SET EXERCISE
Verbatim output of all the material below is required.

Stored records:
--*--

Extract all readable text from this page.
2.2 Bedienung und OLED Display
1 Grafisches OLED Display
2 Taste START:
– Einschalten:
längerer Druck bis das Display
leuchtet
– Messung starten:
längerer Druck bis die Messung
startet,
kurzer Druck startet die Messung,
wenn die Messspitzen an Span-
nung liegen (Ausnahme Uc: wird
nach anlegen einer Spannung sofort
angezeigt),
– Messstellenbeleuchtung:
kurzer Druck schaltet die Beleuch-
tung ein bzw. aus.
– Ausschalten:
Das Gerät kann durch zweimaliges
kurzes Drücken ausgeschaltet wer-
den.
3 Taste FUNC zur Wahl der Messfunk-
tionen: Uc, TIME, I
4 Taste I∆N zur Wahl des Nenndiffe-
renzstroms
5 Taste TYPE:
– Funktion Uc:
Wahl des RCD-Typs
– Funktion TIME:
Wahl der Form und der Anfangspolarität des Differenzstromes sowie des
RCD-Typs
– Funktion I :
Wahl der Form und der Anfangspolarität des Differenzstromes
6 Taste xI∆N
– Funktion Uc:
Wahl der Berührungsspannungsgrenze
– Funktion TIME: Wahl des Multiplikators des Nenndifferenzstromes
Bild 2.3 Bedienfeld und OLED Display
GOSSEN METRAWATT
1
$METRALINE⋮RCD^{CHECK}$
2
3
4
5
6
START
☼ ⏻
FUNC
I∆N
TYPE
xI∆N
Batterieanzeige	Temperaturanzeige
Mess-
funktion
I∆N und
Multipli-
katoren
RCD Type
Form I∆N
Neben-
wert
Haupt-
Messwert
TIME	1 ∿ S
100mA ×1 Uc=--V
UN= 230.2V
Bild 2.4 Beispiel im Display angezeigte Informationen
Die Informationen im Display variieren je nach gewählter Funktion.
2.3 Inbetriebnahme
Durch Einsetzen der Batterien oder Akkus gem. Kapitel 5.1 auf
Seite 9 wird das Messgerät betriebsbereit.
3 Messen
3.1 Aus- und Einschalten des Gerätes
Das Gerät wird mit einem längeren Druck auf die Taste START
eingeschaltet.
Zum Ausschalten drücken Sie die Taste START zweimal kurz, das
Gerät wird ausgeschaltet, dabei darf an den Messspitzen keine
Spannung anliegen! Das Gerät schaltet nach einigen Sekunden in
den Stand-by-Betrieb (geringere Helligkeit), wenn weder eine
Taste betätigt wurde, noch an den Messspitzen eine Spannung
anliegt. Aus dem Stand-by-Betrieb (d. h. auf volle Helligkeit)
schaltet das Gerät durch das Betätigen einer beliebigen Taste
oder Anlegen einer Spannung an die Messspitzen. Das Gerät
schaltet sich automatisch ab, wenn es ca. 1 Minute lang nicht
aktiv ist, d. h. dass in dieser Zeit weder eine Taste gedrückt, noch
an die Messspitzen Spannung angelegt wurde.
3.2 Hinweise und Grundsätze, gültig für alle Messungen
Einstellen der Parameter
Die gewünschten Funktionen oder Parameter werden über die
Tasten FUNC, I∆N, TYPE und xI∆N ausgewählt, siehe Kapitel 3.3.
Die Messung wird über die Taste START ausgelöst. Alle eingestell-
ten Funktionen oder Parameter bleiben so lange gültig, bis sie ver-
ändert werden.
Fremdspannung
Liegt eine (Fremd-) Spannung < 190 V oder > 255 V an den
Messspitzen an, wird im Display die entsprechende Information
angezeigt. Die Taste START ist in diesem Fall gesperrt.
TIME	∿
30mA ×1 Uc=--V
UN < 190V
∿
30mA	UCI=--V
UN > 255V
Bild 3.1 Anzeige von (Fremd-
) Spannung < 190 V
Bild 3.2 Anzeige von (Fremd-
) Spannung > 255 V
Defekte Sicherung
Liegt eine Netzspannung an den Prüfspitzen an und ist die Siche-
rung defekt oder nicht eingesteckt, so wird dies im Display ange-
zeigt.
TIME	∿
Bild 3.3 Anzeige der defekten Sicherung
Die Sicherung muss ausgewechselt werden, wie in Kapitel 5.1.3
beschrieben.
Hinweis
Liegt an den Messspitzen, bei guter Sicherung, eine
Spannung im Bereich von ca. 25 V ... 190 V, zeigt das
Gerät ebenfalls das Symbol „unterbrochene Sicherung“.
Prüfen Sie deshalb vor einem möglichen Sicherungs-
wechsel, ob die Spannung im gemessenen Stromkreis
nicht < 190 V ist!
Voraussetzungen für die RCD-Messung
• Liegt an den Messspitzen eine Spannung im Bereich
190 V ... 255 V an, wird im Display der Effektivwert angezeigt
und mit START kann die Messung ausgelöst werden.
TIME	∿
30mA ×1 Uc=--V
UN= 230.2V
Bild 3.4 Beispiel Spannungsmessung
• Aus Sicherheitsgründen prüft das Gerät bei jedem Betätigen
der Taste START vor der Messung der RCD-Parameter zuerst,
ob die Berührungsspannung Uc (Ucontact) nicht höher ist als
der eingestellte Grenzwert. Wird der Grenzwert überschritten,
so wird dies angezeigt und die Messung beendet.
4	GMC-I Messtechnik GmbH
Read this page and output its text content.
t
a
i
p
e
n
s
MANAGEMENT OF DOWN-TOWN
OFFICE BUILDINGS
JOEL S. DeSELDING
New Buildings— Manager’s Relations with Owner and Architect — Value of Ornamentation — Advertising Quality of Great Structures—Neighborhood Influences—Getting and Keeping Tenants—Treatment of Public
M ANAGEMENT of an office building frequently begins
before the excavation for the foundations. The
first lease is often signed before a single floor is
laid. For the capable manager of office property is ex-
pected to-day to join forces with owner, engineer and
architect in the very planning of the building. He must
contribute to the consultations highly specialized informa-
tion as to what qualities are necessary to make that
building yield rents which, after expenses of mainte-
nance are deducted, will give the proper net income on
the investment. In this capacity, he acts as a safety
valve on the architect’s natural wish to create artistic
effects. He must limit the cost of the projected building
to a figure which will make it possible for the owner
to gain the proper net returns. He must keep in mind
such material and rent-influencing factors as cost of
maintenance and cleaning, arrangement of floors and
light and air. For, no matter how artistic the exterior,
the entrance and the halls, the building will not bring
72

--*--

ANSWER TO THIS TASK
Extract all readable text from this page.
2.2 Bedienung und OLED Display
1 Grafisches OLED Display
2 Taste START:
– Einschalten:
längerer Druck bis das Display
leuchtet
– Messung starten:
längerer Druck bis die Messung
startet,
kurzer Druck startet die Messung,
wenn die Messspitzen an Span-
nung liegen (Ausnahme Uc: wird
nach anlegen einer Spannung sofort
angezeigt),
– Messstellenbeleuchtung:
kurzer Druck schaltet die Beleuch-
tung ein bzw. aus.
– Ausschalten:
Das Gerät kann durch zweimaliges
kurzes Drücken ausgeschaltet wer-
den.
3 Taste FUNC zur Wahl der Messfunk-
tionen: Uc, TIME, I
4 Taste I∆N zur Wahl des Nenndiffe-
renzstroms
5 Taste TYPE:
– Funktion Uc:
Wahl des RCD-Typs
– Funktion TIME:
Wahl der Form und der Anfangspolarität des Differenzstromes sowie des
RCD-Typs
– Funktion I :
Wahl der Form und der Anfangspolarität des Differenzstromes
6 Taste xI∆N
– Funktion Uc:
Wahl der Berührungsspannungsgrenze
– Funktion TIME: Wahl des Multiplikators des Nenndifferenzstromes
Bild 2.3 Bedienfeld und OLED Display
GOSSEN METRAWATT
1
$METRALINE⋮RCD^{CHECK}$
2
3
4
5
6
START
☼ ⏻
FUNC
I∆N
TYPE
xI∆N
Batterieanzeige	Temperaturanzeige
Mess-
funktion
I∆N und
Multipli-
katoren
RCD Type
Form I∆N
Neben-
wert
Haupt-
Messwert
TIME	1 ∿ S
100mA ×1 Uc=--V
UN= 230.2V
Bild 2.4 Beispiel im Display angezeigte Informationen
Die Informationen im Display variieren je nach gewählter Funktion.
2.3 Inbetriebnahme
Durch Einsetzen der Batterien oder Akkus gem. Kapitel 5.1 auf
Seite 9 wird das Messgerät betriebsbereit.
3 Messen
3.1 Aus- und Einschalten des Gerätes
Das Gerät wird mit einem längeren Druck auf die Taste START
eingeschaltet.
Zum Ausschalten drücken Sie die Taste START zweimal kurz, das
Gerät wird ausgeschaltet, dabei darf an den Messspitzen keine
Spannung anliegen! Das Gerät schaltet nach einigen Sekunden in
den Stand-by-Betrieb (geringere Helligkeit), wenn weder eine
Taste betätigt wurde, noch an den Messspitzen eine Spannung
anliegt. Aus dem Stand-by-Betrieb (d. h. auf volle Helligkeit)
schaltet das Gerät durch das Betätigen einer beliebigen Taste
oder Anlegen einer Spannung an die Messspitzen. Das Gerät
schaltet sich automatisch ab, wenn es ca. 1 Minute lang nicht
aktiv ist, d. h. dass in dieser Zeit weder eine Taste gedrückt, noch
an die Messspitzen Spannung angelegt wurde.
3.2 Hinweise und Grundsätze, gültig für alle Messungen
Einstellen der Parameter
Die gewünschten Funktionen oder Parameter werden über die
Tasten FUNC, I∆N, TYPE und xI∆N ausgewählt, siehe Kapitel 3.3.
Die Messung wird über die Taste START ausgelöst. Alle eingestell-
ten Funktionen oder Parameter bleiben so lange gültig, bis sie ver-
ändert werden.
Fremdspannung
Liegt eine (Fremd-) Spannung < 190 V oder > 255 V an den
Messspitzen an, wird im Display die entsprechende Information
angezeigt. Die Taste START ist in diesem Fall gesperrt.
TIME	∿
30mA ×1 Uc=--V
UN < 190V
∿
30mA	UCI=--V
UN > 255V
Bild 3.1 Anzeige von (Fremd-
) Spannung < 190 V
Bild 3.2 Anzeige von (Fremd-
) Spannung > 255 V
Defekte Sicherung
Liegt eine Netzspannung an den Prüfspitzen an und ist die Siche-
rung defekt oder nicht eingesteckt, so wird dies im Display ange-
zeigt.
TIME	∿
Bild 3.3 Anzeige der defekten Sicherung
Die Sicherung muss ausgewechselt werden, wie in Kapitel 5.1.3
beschrieben.
Hinweis
Liegt an den Messspitzen, bei guter Sicherung, eine
Spannung im Bereich von ca. 25 V ... 190 V, zeigt das
Gerät ebenfalls das Symbol „unterbrochene Sicherung“.
Prüfen Sie deshalb vor einem möglichen Sicherungs-
wechsel, ob die Spannung im gemessenen Stromkreis
nicht < 190 V ist!
Voraussetzungen für die RCD-Messung
• Liegt an den Messspitzen eine Spannung im Bereich
190 V ... 255 V an, wird im Display der Effektivwert angezeigt
und mit START kann die Messung ausgelöst werden.
TIME	∿
30mA ×1 Uc=--V
UN= 230.2V
Bild 3.4 Beispiel Spannungsmessung
• Aus Sicherheitsgründen prüft das Gerät bei jedem Betätigen
der Taste START vor der Messung der RCD-Parameter zuerst,
ob die Berührungsspannung Uc (Ucontact) nicht höher ist als
der eingestellte Grenzwert. Wird der Grenzwert überschritten,
so wird dies angezeigt und die Messung beendet.
4	GMC-I Messtechnik GmbH
Read this page and output its text content.
t
a
i
p
e
n
s
MANAGEMENT OF DOWN-TOWN
OFFICE BUILDINGS
JOEL S. DeSELDING
New Buildings— Manager’s Relations with Owner and Architect — Value of Ornamentation — Advertising Quality of Great Structures—Neighborhood Influences—Getting and Keeping Tenants—Treatment of Public
M ANAGEMENT of an office building frequently begins
before the excavation for the foundations. The
first lease is often signed before a single floor is
laid. For the capable manager of office property is ex-
pected to-day to join forces with owner, engineer and
architect in the very planning of the building. He must
contribute to the consultations highly specialized informa-
tion as to what qualities are necessary to make that
building yield rents which, after expenses of mainte-
nance are deducted, will give the proper net income on
the investment. In this capacity, he acts as a safety
valve on the architect’s natural wish to create artistic
effects. He must limit the cost of the projected building
to a figure which will make it possible for the owner
to gain the proper net returns. He must keep in mind
such material and rent-influencing factors as cost of
maintenance and cleaning, arrangement of floors and
light and air. For, no matter how artistic the exterior,
the entrance and the halls, the building will not bring
72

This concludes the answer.